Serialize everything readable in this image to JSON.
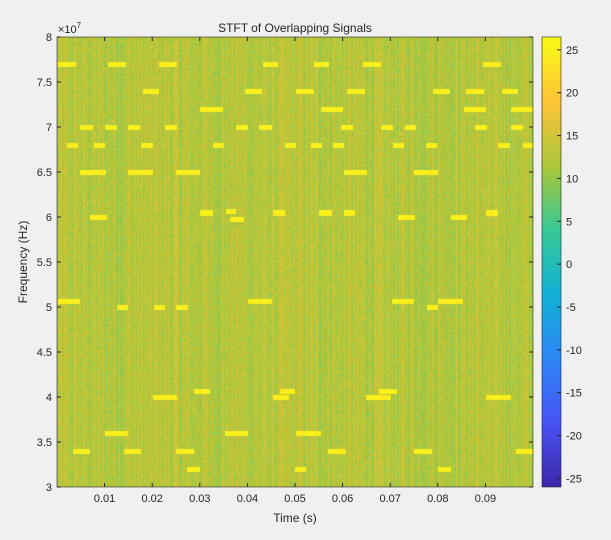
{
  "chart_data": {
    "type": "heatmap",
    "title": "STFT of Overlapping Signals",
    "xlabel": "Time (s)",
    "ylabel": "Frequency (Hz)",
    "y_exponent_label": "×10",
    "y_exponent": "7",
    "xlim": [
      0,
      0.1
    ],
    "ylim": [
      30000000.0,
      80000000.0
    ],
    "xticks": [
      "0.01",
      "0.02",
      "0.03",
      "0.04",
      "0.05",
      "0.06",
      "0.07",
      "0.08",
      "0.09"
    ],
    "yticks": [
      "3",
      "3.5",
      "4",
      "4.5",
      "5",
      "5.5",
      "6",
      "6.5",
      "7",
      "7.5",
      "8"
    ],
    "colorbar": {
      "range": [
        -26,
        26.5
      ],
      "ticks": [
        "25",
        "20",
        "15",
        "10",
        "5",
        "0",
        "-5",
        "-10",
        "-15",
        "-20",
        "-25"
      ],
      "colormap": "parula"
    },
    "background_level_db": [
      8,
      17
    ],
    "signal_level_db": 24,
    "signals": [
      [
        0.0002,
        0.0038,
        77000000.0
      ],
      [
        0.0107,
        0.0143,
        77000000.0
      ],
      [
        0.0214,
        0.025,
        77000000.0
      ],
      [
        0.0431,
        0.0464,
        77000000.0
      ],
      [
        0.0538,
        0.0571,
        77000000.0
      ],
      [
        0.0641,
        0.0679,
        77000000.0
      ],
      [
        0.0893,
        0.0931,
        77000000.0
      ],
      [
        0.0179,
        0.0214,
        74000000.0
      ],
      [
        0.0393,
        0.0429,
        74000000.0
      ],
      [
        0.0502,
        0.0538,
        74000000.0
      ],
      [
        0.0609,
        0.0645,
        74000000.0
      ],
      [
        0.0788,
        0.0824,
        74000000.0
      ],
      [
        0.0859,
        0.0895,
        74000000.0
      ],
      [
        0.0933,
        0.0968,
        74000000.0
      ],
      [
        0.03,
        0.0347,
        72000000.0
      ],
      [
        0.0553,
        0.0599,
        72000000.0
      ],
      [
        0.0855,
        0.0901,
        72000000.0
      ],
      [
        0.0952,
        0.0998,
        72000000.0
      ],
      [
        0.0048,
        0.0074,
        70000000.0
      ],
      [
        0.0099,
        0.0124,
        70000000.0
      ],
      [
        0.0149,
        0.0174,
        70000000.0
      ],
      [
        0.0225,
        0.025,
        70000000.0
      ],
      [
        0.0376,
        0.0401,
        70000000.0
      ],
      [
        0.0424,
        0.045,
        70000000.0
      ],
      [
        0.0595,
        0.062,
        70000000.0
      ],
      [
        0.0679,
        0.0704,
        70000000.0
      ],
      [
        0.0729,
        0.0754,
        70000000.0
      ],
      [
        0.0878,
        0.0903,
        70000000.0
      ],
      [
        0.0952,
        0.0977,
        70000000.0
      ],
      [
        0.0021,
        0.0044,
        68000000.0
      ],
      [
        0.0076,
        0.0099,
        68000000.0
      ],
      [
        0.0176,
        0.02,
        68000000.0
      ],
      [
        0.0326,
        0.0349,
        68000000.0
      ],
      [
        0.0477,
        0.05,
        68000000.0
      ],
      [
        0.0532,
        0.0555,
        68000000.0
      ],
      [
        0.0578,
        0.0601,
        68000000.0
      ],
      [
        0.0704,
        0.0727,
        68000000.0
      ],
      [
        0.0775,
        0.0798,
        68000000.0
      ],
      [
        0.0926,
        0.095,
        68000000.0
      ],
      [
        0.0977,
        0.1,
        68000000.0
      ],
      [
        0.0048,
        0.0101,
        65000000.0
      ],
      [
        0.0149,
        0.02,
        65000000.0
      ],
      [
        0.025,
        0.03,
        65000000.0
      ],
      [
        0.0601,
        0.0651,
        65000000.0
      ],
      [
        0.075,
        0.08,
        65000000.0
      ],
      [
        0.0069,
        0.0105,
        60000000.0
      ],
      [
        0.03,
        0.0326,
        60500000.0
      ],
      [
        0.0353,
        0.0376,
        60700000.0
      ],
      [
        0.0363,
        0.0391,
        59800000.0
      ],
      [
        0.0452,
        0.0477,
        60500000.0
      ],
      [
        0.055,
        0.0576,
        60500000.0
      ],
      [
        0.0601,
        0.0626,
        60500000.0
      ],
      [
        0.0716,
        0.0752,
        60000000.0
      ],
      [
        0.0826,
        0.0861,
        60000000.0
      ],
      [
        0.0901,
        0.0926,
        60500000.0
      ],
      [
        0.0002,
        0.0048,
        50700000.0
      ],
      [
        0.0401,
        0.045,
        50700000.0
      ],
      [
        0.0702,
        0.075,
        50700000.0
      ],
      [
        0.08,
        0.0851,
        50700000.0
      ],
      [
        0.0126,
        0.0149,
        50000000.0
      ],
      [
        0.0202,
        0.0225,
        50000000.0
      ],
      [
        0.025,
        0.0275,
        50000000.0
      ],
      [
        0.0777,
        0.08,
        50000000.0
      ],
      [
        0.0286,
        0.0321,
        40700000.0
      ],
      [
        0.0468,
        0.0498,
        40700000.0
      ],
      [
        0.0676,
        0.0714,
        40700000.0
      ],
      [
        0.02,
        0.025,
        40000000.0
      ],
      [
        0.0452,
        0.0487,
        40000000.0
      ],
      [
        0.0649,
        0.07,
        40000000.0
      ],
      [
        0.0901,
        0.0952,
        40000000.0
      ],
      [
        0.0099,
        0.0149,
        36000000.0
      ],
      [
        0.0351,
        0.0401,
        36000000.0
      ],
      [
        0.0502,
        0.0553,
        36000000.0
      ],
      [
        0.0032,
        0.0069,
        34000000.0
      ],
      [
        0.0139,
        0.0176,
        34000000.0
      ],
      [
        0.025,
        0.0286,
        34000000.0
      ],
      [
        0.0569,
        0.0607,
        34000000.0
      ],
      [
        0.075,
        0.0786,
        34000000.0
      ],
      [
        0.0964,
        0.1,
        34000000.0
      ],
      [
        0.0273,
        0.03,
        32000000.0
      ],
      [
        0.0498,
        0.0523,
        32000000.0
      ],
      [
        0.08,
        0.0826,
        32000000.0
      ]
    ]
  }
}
┄┄┄┄┄┄┄┄┄┄┄┄┄┄┄┄┄┄┄┄
TASK PROMPT: Using the material above, return every line exactly as it appears, minus the pictures.

IN RESPONSE:
Serialize everything readable in this image to JSON.
{
  "chart_data": {
    "type": "heatmap",
    "title": "STFT of Overlapping Signals",
    "xlabel": "Time (s)",
    "ylabel": "Frequency (Hz)",
    "y_exponent_label": "×10",
    "y_exponent": "7",
    "xlim": [
      0,
      0.1
    ],
    "ylim": [
      30000000.0,
      80000000.0
    ],
    "xticks": [
      "0.01",
      "0.02",
      "0.03",
      "0.04",
      "0.05",
      "0.06",
      "0.07",
      "0.08",
      "0.09"
    ],
    "yticks": [
      "3",
      "3.5",
      "4",
      "4.5",
      "5",
      "5.5",
      "6",
      "6.5",
      "7",
      "7.5",
      "8"
    ],
    "colorbar": {
      "range": [
        -26,
        26.5
      ],
      "ticks": [
        "25",
        "20",
        "15",
        "10",
        "5",
        "0",
        "-5",
        "-10",
        "-15",
        "-20",
        "-25"
      ],
      "colormap": "parula"
    },
    "background_level_db": [
      8,
      17
    ],
    "signal_level_db": 24,
    "signals": [
      [
        0.0002,
        0.0038,
        77000000.0
      ],
      [
        0.0107,
        0.0143,
        77000000.0
      ],
      [
        0.0214,
        0.025,
        77000000.0
      ],
      [
        0.0431,
        0.0464,
        77000000.0
      ],
      [
        0.0538,
        0.0571,
        77000000.0
      ],
      [
        0.0641,
        0.0679,
        77000000.0
      ],
      [
        0.0893,
        0.0931,
        77000000.0
      ],
      [
        0.0179,
        0.0214,
        74000000.0
      ],
      [
        0.0393,
        0.0429,
        74000000.0
      ],
      [
        0.0502,
        0.0538,
        74000000.0
      ],
      [
        0.0609,
        0.0645,
        74000000.0
      ],
      [
        0.0788,
        0.0824,
        74000000.0
      ],
      [
        0.0859,
        0.0895,
        74000000.0
      ],
      [
        0.0933,
        0.0968,
        74000000.0
      ],
      [
        0.03,
        0.0347,
        72000000.0
      ],
      [
        0.0553,
        0.0599,
        72000000.0
      ],
      [
        0.0855,
        0.0901,
        72000000.0
      ],
      [
        0.0952,
        0.0998,
        72000000.0
      ],
      [
        0.0048,
        0.0074,
        70000000.0
      ],
      [
        0.0099,
        0.0124,
        70000000.0
      ],
      [
        0.0149,
        0.0174,
        70000000.0
      ],
      [
        0.0225,
        0.025,
        70000000.0
      ],
      [
        0.0376,
        0.0401,
        70000000.0
      ],
      [
        0.0424,
        0.045,
        70000000.0
      ],
      [
        0.0595,
        0.062,
        70000000.0
      ],
      [
        0.0679,
        0.0704,
        70000000.0
      ],
      [
        0.0729,
        0.0754,
        70000000.0
      ],
      [
        0.0878,
        0.0903,
        70000000.0
      ],
      [
        0.0952,
        0.0977,
        70000000.0
      ],
      [
        0.0021,
        0.0044,
        68000000.0
      ],
      [
        0.0076,
        0.0099,
        68000000.0
      ],
      [
        0.0176,
        0.02,
        68000000.0
      ],
      [
        0.0326,
        0.0349,
        68000000.0
      ],
      [
        0.0477,
        0.05,
        68000000.0
      ],
      [
        0.0532,
        0.0555,
        68000000.0
      ],
      [
        0.0578,
        0.0601,
        68000000.0
      ],
      [
        0.0704,
        0.0727,
        68000000.0
      ],
      [
        0.0775,
        0.0798,
        68000000.0
      ],
      [
        0.0926,
        0.095,
        68000000.0
      ],
      [
        0.0977,
        0.1,
        68000000.0
      ],
      [
        0.0048,
        0.0101,
        65000000.0
      ],
      [
        0.0149,
        0.02,
        65000000.0
      ],
      [
        0.025,
        0.03,
        65000000.0
      ],
      [
        0.0601,
        0.0651,
        65000000.0
      ],
      [
        0.075,
        0.08,
        65000000.0
      ],
      [
        0.0069,
        0.0105,
        60000000.0
      ],
      [
        0.03,
        0.0326,
        60500000.0
      ],
      [
        0.0353,
        0.0376,
        60700000.0
      ],
      [
        0.0363,
        0.0391,
        59800000.0
      ],
      [
        0.0452,
        0.0477,
        60500000.0
      ],
      [
        0.055,
        0.0576,
        60500000.0
      ],
      [
        0.0601,
        0.0626,
        60500000.0
      ],
      [
        0.0716,
        0.0752,
        60000000.0
      ],
      [
        0.0826,
        0.0861,
        60000000.0
      ],
      [
        0.0901,
        0.0926,
        60500000.0
      ],
      [
        0.0002,
        0.0048,
        50700000.0
      ],
      [
        0.0401,
        0.045,
        50700000.0
      ],
      [
        0.0702,
        0.075,
        50700000.0
      ],
      [
        0.08,
        0.0851,
        50700000.0
      ],
      [
        0.0126,
        0.0149,
        50000000.0
      ],
      [
        0.0202,
        0.0225,
        50000000.0
      ],
      [
        0.025,
        0.0275,
        50000000.0
      ],
      [
        0.0777,
        0.08,
        50000000.0
      ],
      [
        0.0286,
        0.0321,
        40700000.0
      ],
      [
        0.0468,
        0.0498,
        40700000.0
      ],
      [
        0.0676,
        0.0714,
        40700000.0
      ],
      [
        0.02,
        0.025,
        40000000.0
      ],
      [
        0.0452,
        0.0487,
        40000000.0
      ],
      [
        0.0649,
        0.07,
        40000000.0
      ],
      [
        0.0901,
        0.0952,
        40000000.0
      ],
      [
        0.0099,
        0.0149,
        36000000.0
      ],
      [
        0.0351,
        0.0401,
        36000000.0
      ],
      [
        0.0502,
        0.0553,
        36000000.0
      ],
      [
        0.0032,
        0.0069,
        34000000.0
      ],
      [
        0.0139,
        0.0176,
        34000000.0
      ],
      [
        0.025,
        0.0286,
        34000000.0
      ],
      [
        0.0569,
        0.0607,
        34000000.0
      ],
      [
        0.075,
        0.0786,
        34000000.0
      ],
      [
        0.0964,
        0.1,
        34000000.0
      ],
      [
        0.0273,
        0.03,
        32000000.0
      ],
      [
        0.0498,
        0.0523,
        32000000.0
      ],
      [
        0.08,
        0.0826,
        32000000.0
      ]
    ]
  }
}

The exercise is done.